# start of PROVIDED INFORMATION

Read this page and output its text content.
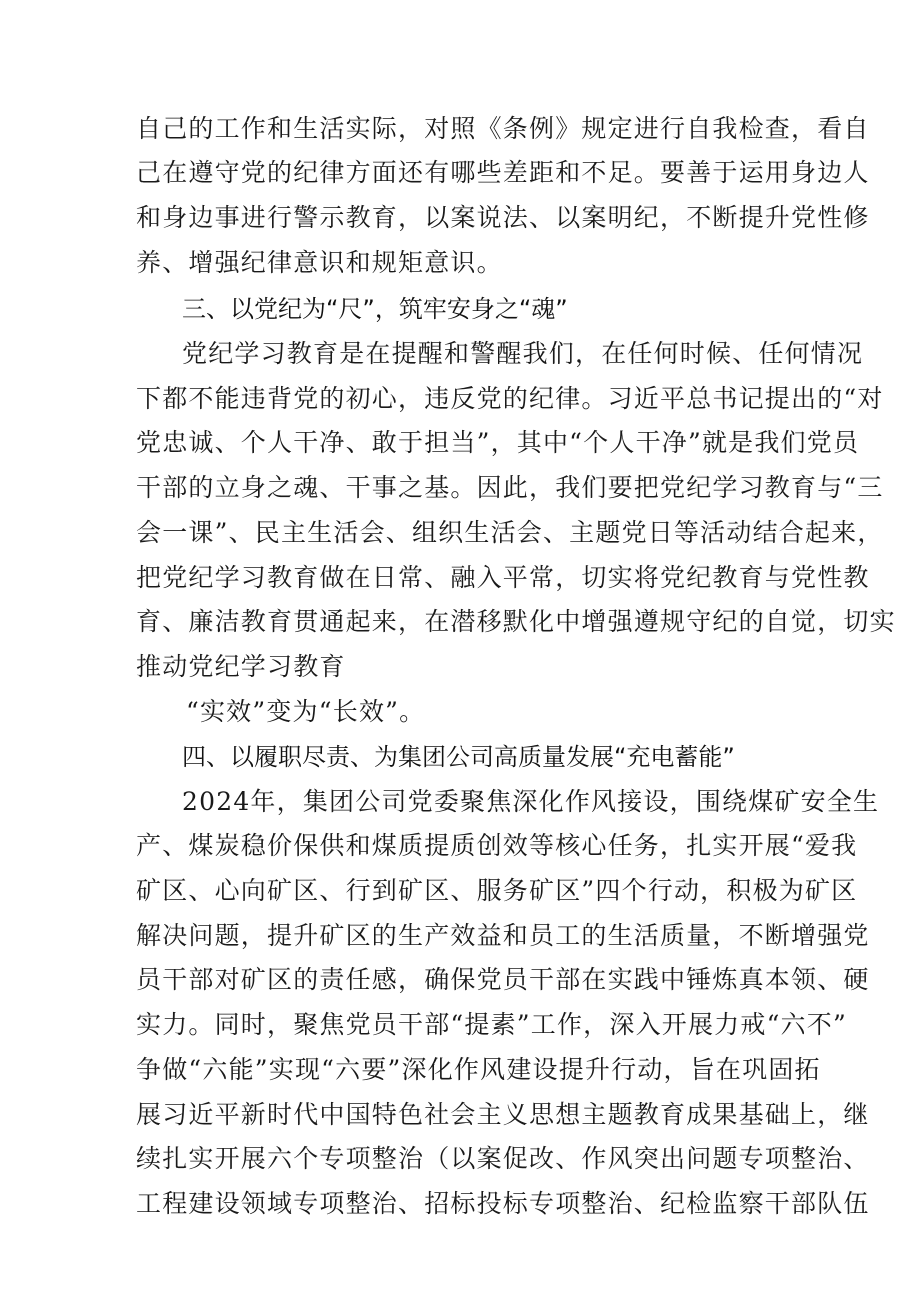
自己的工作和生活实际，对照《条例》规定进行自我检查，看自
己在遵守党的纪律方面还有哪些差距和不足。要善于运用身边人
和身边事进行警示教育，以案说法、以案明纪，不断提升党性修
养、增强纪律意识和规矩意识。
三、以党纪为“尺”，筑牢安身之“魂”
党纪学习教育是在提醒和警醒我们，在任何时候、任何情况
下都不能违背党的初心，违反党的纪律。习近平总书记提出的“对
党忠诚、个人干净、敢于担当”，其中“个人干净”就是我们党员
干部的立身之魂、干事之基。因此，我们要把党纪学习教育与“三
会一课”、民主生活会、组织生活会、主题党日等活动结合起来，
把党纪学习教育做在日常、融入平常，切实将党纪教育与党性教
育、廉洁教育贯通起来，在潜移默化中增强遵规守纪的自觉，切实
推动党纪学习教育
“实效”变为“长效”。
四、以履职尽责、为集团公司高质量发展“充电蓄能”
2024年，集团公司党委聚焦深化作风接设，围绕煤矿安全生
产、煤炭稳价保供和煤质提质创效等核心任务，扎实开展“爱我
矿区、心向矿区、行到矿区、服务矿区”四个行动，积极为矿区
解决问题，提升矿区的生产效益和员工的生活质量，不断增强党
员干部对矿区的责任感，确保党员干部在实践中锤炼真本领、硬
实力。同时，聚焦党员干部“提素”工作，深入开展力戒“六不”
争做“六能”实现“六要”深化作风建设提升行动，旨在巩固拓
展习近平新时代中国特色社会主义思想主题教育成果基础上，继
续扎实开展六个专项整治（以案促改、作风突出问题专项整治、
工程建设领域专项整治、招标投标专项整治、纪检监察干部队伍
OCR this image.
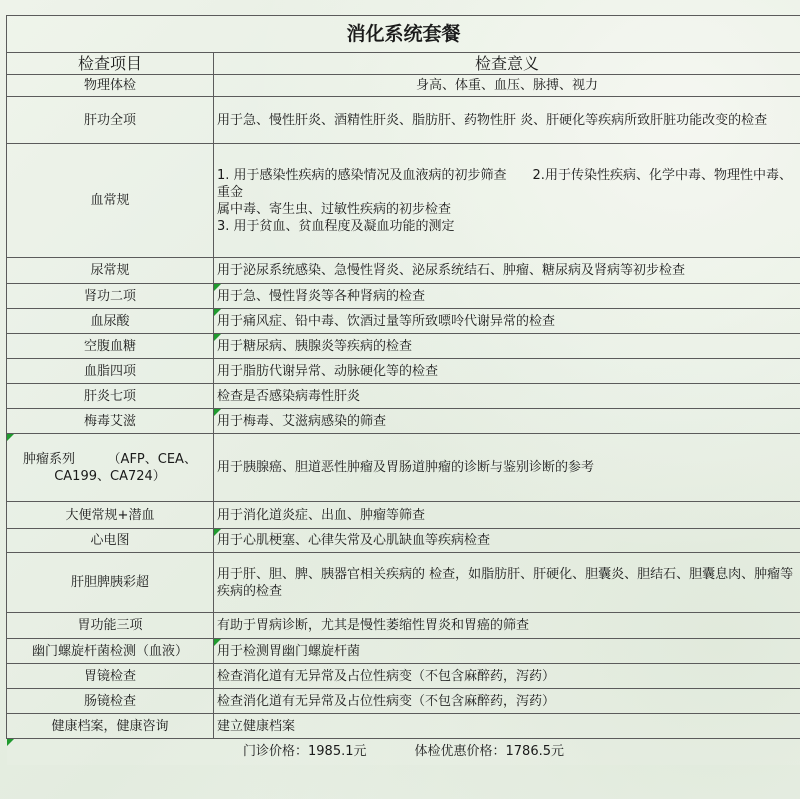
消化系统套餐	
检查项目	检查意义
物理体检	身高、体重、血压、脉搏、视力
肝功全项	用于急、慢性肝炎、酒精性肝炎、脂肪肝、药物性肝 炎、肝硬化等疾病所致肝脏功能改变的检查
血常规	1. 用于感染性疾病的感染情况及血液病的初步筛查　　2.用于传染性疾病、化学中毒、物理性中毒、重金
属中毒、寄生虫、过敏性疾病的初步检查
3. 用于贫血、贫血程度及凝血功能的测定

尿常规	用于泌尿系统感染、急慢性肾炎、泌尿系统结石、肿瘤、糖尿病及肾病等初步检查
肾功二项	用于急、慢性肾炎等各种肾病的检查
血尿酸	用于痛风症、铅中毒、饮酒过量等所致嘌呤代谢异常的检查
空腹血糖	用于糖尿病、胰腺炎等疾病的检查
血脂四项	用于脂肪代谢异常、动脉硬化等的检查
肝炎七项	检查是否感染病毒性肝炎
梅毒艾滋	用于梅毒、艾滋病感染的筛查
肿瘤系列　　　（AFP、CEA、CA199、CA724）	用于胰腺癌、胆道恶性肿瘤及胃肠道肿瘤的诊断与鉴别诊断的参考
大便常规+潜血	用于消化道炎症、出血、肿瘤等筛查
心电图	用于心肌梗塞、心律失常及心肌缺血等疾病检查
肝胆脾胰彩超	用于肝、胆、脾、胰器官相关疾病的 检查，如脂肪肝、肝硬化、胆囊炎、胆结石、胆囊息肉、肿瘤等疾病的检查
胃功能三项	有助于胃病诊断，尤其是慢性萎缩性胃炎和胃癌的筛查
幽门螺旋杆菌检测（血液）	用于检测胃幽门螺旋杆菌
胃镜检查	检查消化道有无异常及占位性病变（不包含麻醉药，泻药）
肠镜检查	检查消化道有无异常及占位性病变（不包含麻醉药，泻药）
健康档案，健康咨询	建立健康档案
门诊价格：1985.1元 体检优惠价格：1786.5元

# end of PROVIDED INFORMATION

## STATED PROBLEM
Of the lines above, how many contain the string "不包含麻醉药"? Only the number is required.

## OUTPUT OF THE EXERCISE
2